_MATERIAL FOR THIS TASK_
------------------------------------------------------------------------

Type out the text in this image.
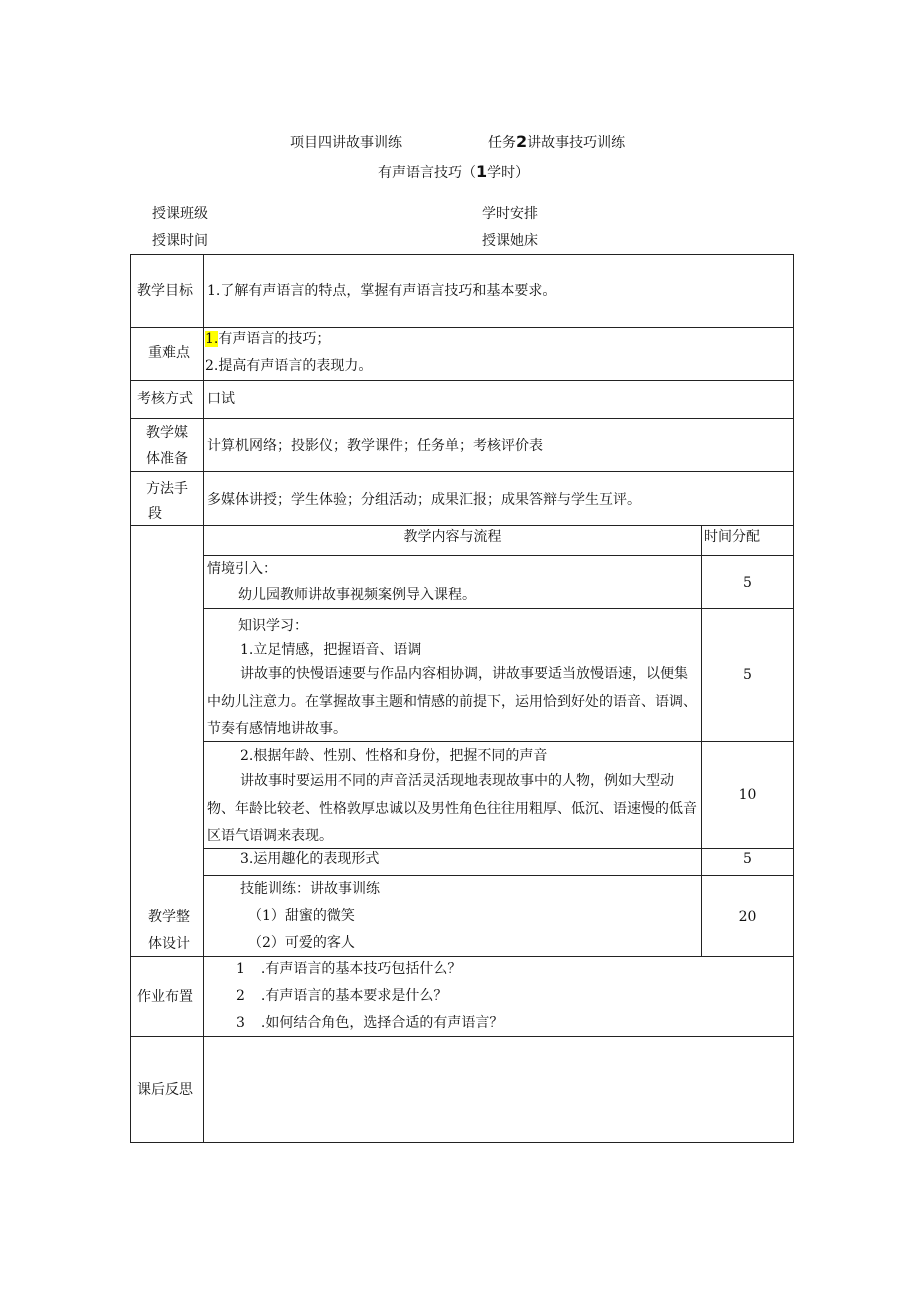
项目四讲故事训练	任务2讲故事技巧训练
有声语言技巧（1学时）
授课班级	学时安排
授课时间	授课她床
教学目标 1.了解有声语言的特点，掌握有声语言技巧和基本要求。
重难点
1.有声语言的技巧；
2.提高有声语言的表现力。
考核方式 口试
教学媒
体准备
计算机网络；投影仪；教学课件；任务单；考核评价表
方法手
段
多媒体讲授；学生体验；分组活动；成果汇报；成果答辩与学生互评。
教学整
体设计
教学内容与流程	时间分配
情境引入：
幼儿园教师讲故事视频案例导入课程。
5
知识学习：
1.立足情感，把握语音、语调
讲故事的快慢语速要与作品内容相协调，讲故事要适当放慢语速，以便集中幼儿注意力。在掌握故事主题和情感的前提下，运用恰到好处的语音、语调、节奏有感情地讲故事。
5
2.根据年龄、性别、性格和身份，把握不同的声音
讲故事时要运用不同的声音活灵活现地表现故事中的人物，例如大型动物、年龄比较老、性格敦厚忠诚以及男性角色往往用粗厚、低沉、语速慢的低音区语气语调来表现。
10
3.运用趣化的表现形式	5
技能训练：讲故事训练
（1）甜蜜的微笑
（2）可爱的客人
20
作业布置
1 .有声语言的基本技巧包括什么？
2 .有声语言的基本要求是什么？
3 .如何结合角色，选择合适的有声语言？
课后反思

------------------------------------------------------------------------

_TASK DIRECTIONS_
Every entry should be returned exactly as written, minus the pictures.

_COMPLETE OUTPUT_
Type out the text in this image.
项目四讲故事训练	任务2讲故事技巧训练
有声语言技巧（1学时）
授课班级	学时安排
授课时间	授课她床
教学目标 1.了解有声语言的特点，掌握有声语言技巧和基本要求。
重难点
1.有声语言的技巧；
2.提高有声语言的表现力。
考核方式 口试
教学媒
体准备
计算机网络；投影仪；教学课件；任务单；考核评价表
方法手
段
多媒体讲授；学生体验；分组活动；成果汇报；成果答辩与学生互评。
教学整
体设计
教学内容与流程	时间分配
情境引入：
幼儿园教师讲故事视频案例导入课程。
5
知识学习：
1.立足情感，把握语音、语调
讲故事的快慢语速要与作品内容相协调，讲故事要适当放慢语速，以便集中幼儿注意力。在掌握故事主题和情感的前提下，运用恰到好处的语音、语调、节奏有感情地讲故事。
5
2.根据年龄、性别、性格和身份，把握不同的声音
讲故事时要运用不同的声音活灵活现地表现故事中的人物，例如大型动物、年龄比较老、性格敦厚忠诚以及男性角色往往用粗厚、低沉、语速慢的低音区语气语调来表现。
10
3.运用趣化的表现形式	5
技能训练：讲故事训练
（1）甜蜜的微笑
（2）可爱的客人
20
作业布置
1 .有声语言的基本技巧包括什么？
2 .有声语言的基本要求是什么？
3 .如何结合角色，选择合适的有声语言？
课后反思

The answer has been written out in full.